[START OF Data supplied]
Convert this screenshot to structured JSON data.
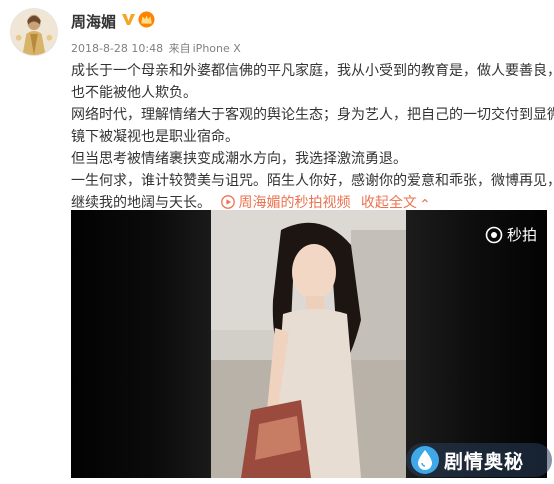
{
  "post": {
    "username": "周海媚",
    "timestamp": "2018-8-28 10:48",
    "source_prefix": "来自",
    "source_device": "iPhone X",
    "lines": [
      "成长于一个母亲和外婆都信佛的平凡家庭，我从小受到的教育是，做人要善良，",
      "也不能被他人欺负。",
      "网络时代，理解情绪大于客观的舆论生态；身为艺人，把自己的一切交付到显微",
      "镜下被凝视也是职业宿命。",
      "但当思考被情绪裹挟变成潮水方向，我选择激流勇退。",
      "一生何求，谁计较赞美与诅咒。陌生人你好，感谢你的爱意和乖张，微博再见，"
    ],
    "last_line": "继续我的地阔与天长。",
    "video_link_label": "周海媚的秒拍视频",
    "expand_label": "收起全文",
    "expand_arrow": "⌄"
  },
  "video": {
    "brand_label": "秒拍",
    "brand_icon": "miaopai-camera-icon"
  },
  "watermark": {
    "text": "剧情奥秘",
    "icon": "droplet-logo-icon"
  },
  "colors": {
    "link": "#eb7350",
    "verified": "#f5a623",
    "vip": "#ff8200"
  }
}
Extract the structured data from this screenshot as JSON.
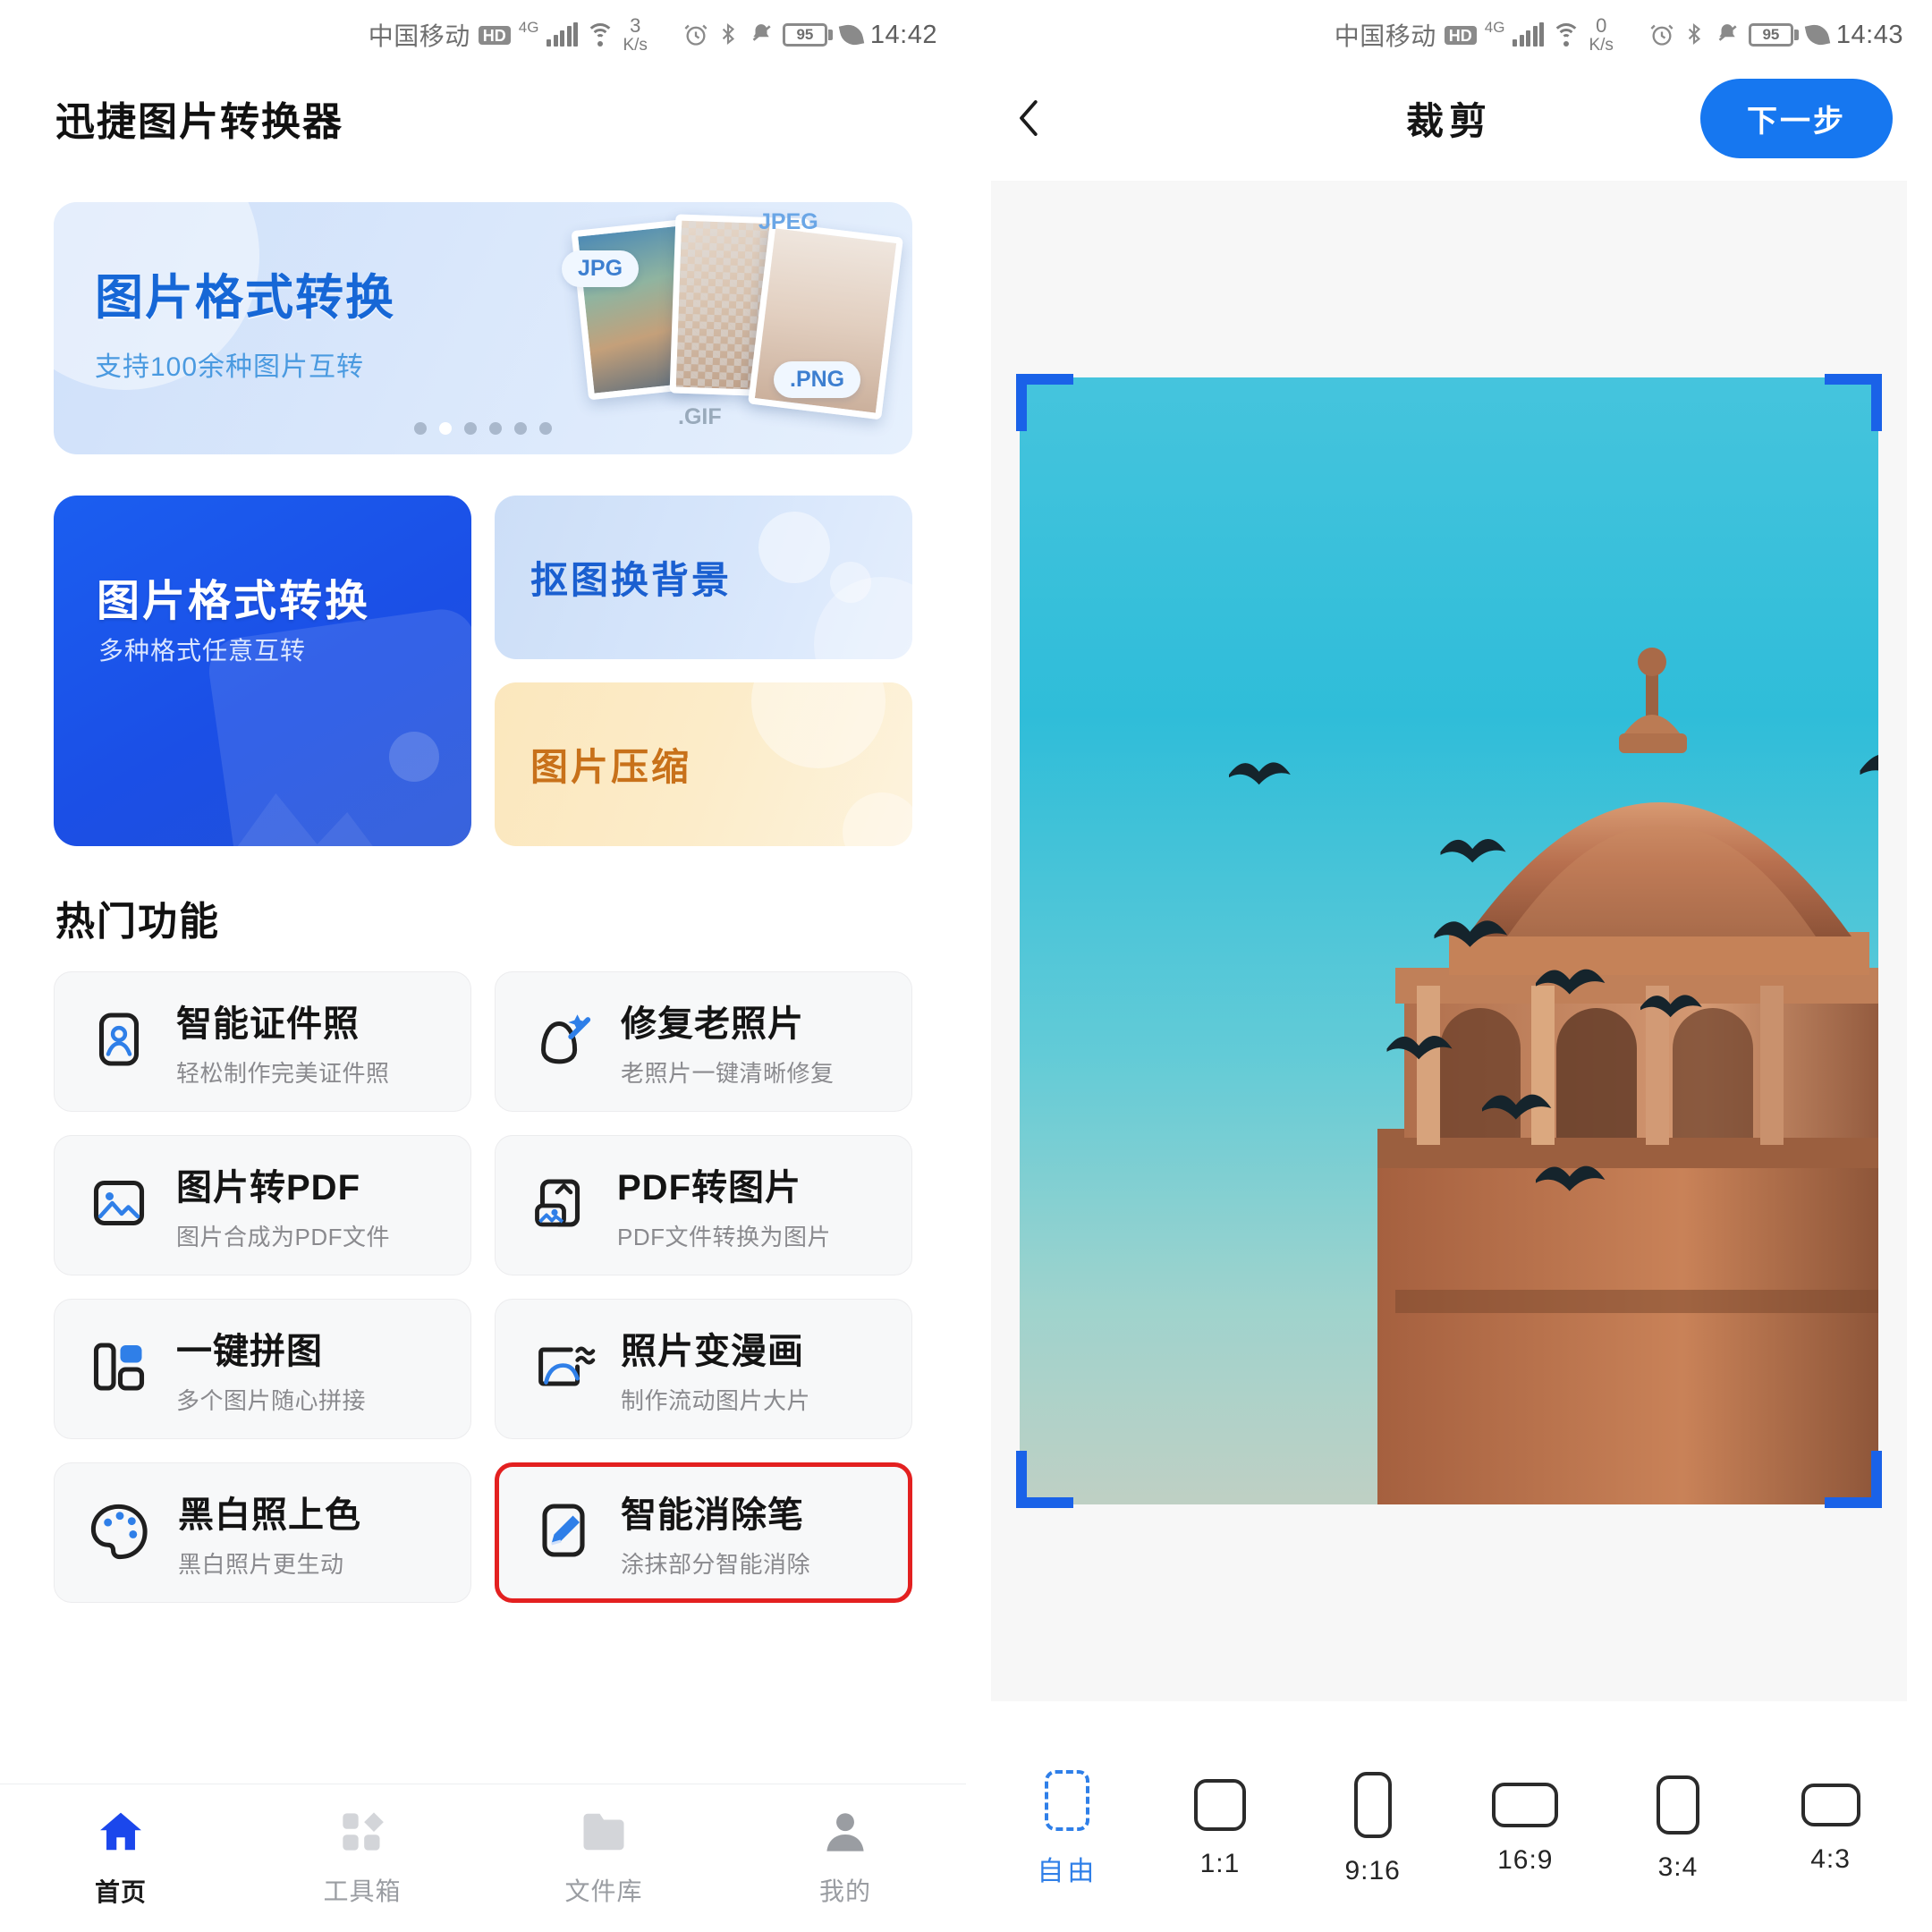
[END OF Data supplied]
### Written problem
Make an exact copy of all entries above, dropping the images.

### Answer to the exercise
Convert this screenshot to structured JSON data.
{
  "post": {
    "username": "周海媚",
    "timestamp": "2018-8-28 10:48",
    "source_prefix": "来自",
    "source_device": "iPhone X",
    "lines": [
      "成长于一个母亲和外婆都信佛的平凡家庭，我从小受到的教育是，做人要善良，",
      "也不能被他人欺负。",
      "网络时代，理解情绪大于客观的舆论生态；身为艺人，把自己的一切交付到显微",
      "镜下被凝视也是职业宿命。",
      "但当思考被情绪裹挟变成潮水方向，我选择激流勇退。",
      "一生何求，谁计较赞美与诅咒。陌生人你好，感谢你的爱意和乖张，微博再见，"
    ],
    "last_line": "继续我的地阔与天长。",
    "video_link_label": "周海媚的秒拍视频",
    "expand_label": "收起全文",
    "expand_arrow": "⌄"
  },
  "video": {
    "brand_label": "秒拍",
    "brand_icon": "miaopai-camera-icon"
  },
  "watermark": {
    "text": "剧情奥秘",
    "icon": "droplet-logo-icon"
  },
  "colors": {
    "link": "#eb7350",
    "verified": "#f5a623",
    "vip": "#ff8200"
  }
}
Extract the structured data from this screenshot as JSON.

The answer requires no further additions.